-- start of Listed records --
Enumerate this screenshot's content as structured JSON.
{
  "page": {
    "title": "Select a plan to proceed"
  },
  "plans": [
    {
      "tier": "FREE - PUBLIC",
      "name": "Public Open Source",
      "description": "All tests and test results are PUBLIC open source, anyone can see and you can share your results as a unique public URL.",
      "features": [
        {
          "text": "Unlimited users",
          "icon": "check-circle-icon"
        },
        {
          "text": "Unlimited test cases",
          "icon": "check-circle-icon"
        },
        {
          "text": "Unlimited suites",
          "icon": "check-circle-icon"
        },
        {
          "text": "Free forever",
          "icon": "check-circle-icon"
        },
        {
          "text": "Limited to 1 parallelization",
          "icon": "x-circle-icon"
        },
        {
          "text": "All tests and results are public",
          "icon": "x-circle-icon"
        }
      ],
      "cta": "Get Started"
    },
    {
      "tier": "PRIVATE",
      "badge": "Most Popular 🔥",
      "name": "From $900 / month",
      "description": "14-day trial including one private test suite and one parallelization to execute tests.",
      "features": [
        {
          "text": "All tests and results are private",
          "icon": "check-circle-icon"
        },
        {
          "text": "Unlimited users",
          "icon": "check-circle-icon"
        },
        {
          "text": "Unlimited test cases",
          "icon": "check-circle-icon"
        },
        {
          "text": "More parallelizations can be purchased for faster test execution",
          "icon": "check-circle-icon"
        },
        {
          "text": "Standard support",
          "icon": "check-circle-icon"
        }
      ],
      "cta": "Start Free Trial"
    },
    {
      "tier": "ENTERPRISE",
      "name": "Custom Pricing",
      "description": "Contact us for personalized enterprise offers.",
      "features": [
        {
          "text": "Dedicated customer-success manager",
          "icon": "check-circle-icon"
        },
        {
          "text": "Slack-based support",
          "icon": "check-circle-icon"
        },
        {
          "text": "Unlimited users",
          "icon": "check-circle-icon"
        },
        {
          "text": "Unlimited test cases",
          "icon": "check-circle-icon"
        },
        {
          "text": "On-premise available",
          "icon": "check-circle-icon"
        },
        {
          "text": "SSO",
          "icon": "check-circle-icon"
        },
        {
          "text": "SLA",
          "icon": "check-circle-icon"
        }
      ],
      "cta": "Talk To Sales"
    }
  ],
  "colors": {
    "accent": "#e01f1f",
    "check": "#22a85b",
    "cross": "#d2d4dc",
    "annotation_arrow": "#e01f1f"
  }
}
-- end of Listed records --
- [Set exercise] Gather all lines from the listing above in which "name" occurs.

- [Answer for the task]
      "name": "Public Open Source",
      "name": "From $900 / month",
      "name": "Custom Pricing",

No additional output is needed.